• EXERCISE
Each line that holds the word "Signature" should be returned.

## Begin RECORDS FOR THIS EXERCISE

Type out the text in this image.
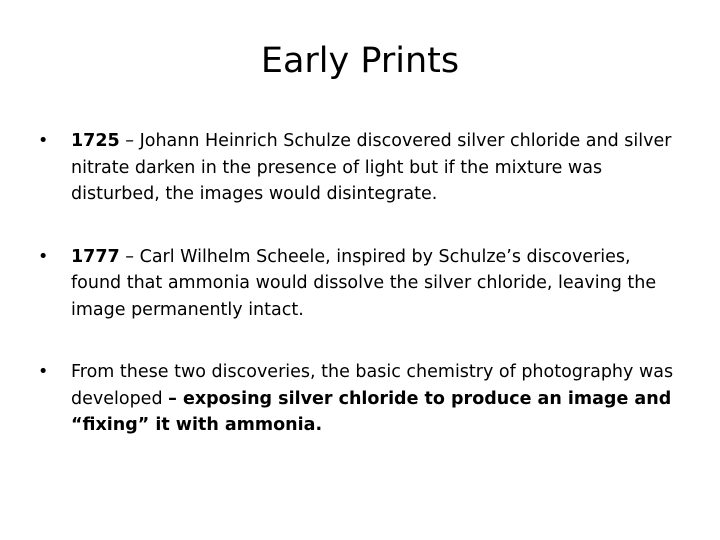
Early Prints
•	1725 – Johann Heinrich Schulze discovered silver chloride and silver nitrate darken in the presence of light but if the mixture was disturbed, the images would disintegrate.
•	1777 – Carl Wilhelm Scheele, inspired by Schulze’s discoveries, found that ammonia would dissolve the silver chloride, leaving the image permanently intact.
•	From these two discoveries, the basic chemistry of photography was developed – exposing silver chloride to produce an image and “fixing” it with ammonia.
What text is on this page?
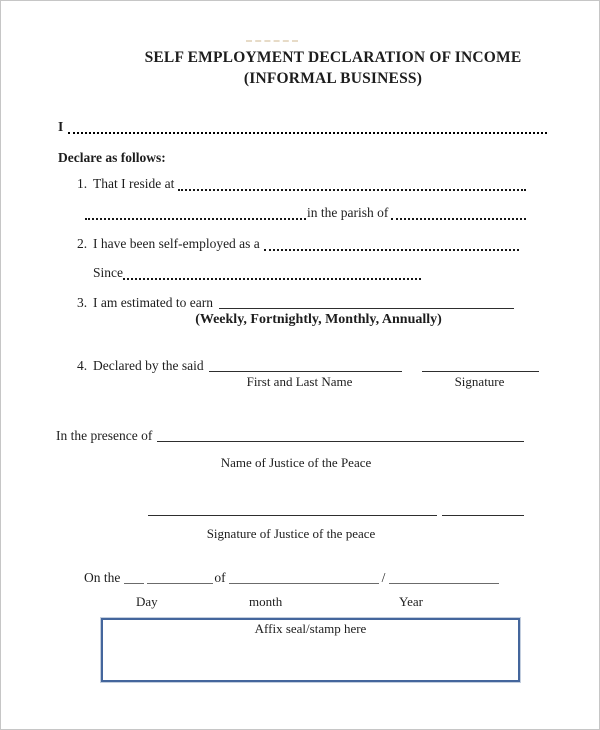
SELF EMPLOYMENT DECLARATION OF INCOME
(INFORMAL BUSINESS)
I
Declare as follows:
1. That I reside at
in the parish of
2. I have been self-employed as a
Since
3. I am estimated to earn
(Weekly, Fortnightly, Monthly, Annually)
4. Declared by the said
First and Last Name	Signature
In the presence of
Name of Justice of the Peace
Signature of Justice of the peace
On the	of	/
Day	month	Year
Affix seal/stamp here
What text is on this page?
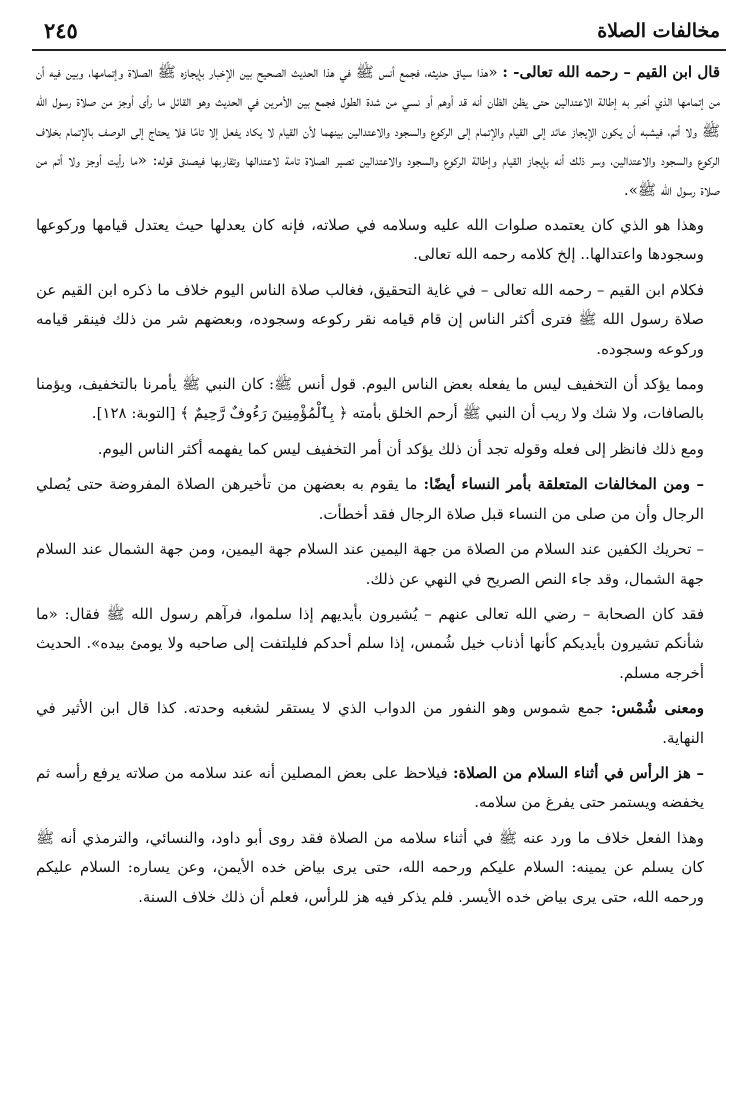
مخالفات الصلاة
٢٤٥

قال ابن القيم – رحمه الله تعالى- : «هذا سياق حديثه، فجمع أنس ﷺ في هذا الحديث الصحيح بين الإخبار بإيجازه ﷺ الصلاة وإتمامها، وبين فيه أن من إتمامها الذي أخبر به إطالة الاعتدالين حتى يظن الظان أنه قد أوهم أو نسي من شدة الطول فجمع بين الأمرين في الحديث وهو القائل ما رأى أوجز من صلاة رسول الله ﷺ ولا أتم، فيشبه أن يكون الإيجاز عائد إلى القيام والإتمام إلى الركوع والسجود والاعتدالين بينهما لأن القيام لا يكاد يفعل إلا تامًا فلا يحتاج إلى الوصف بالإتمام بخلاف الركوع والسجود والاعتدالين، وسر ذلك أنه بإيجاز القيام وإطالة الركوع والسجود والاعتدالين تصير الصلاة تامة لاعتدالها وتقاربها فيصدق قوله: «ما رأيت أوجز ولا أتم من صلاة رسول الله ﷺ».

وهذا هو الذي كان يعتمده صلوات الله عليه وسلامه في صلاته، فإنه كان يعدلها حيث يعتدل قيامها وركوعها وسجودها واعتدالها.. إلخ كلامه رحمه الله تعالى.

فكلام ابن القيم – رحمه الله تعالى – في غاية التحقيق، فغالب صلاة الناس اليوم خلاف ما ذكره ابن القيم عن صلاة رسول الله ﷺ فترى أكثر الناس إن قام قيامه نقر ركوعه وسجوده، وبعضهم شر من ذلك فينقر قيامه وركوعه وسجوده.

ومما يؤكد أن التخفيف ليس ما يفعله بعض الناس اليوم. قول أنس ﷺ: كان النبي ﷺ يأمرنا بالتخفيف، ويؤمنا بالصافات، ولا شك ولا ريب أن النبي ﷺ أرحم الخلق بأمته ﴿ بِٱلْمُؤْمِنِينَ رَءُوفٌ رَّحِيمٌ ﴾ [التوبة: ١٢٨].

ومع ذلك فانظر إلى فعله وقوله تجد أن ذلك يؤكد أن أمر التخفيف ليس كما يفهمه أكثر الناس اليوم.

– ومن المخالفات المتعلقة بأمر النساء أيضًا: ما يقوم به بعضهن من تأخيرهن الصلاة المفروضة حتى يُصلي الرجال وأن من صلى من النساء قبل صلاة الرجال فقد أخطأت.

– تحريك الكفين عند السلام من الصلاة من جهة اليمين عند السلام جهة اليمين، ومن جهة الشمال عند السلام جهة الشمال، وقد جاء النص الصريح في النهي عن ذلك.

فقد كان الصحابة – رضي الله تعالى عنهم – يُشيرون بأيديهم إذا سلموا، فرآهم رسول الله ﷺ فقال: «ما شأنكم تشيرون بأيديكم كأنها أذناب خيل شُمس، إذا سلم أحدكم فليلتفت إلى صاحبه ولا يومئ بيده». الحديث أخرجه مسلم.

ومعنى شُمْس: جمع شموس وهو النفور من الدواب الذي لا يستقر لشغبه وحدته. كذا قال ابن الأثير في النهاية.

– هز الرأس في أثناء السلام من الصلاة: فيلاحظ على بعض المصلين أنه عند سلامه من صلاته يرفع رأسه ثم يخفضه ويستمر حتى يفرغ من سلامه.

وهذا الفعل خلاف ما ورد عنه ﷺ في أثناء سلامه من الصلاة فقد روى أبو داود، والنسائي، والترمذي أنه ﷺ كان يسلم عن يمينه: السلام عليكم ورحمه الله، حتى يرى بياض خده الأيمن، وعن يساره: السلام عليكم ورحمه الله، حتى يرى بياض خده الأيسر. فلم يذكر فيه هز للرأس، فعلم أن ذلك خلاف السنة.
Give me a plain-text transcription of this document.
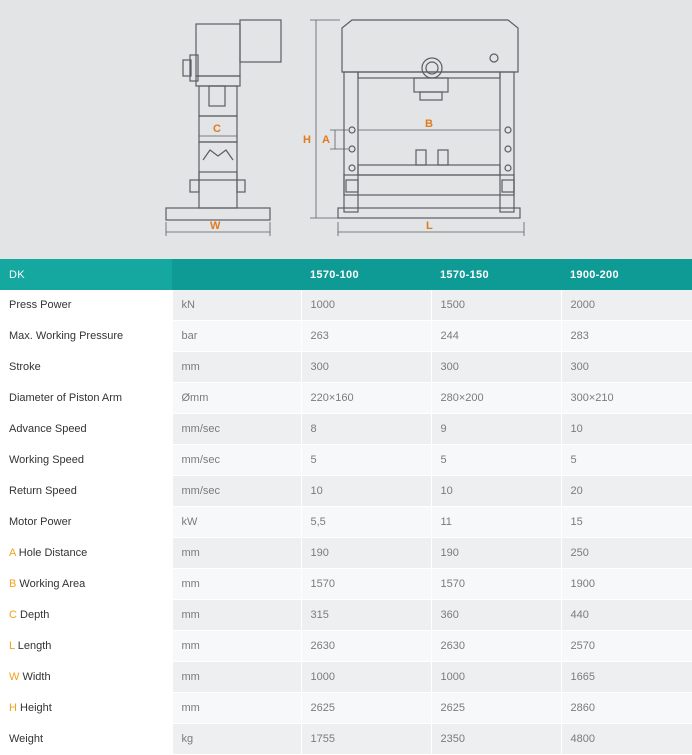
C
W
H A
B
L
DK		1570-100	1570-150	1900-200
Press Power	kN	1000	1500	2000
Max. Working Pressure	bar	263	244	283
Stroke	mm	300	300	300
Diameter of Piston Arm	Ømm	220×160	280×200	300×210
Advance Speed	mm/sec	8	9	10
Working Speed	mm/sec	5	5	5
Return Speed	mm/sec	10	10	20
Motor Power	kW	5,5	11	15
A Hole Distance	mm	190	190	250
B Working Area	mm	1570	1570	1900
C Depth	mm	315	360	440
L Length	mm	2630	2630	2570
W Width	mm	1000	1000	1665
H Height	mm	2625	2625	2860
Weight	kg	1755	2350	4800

## End RECORDS FOR THIS EXERCISE
## Begin RECORDS FOR THIS EXERCISE

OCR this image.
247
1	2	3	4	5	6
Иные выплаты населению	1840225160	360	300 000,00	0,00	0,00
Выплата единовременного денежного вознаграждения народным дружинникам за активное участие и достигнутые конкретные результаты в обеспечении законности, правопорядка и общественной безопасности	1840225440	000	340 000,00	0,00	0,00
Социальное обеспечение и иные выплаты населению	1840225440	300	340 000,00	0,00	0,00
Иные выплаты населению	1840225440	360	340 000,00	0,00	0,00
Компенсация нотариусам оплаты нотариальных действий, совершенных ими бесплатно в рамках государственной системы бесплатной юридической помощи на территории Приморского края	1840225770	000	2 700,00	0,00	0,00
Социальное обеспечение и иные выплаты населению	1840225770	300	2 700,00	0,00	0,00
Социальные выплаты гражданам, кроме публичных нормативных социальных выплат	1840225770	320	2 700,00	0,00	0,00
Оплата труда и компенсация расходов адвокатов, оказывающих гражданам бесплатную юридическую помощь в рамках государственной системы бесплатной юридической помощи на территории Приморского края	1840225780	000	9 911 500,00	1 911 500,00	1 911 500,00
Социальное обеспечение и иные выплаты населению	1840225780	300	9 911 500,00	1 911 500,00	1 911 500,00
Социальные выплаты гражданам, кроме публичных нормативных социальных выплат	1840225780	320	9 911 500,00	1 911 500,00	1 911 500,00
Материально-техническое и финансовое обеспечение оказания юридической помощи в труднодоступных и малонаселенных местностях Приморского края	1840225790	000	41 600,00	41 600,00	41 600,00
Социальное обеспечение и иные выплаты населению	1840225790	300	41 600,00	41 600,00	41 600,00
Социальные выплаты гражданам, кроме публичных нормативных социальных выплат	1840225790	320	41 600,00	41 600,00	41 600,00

## End RECORDS FOR THIS EXERCISE

• WRITTEN REPLY
First and Last Name	Signature
Signature of Justice of the peace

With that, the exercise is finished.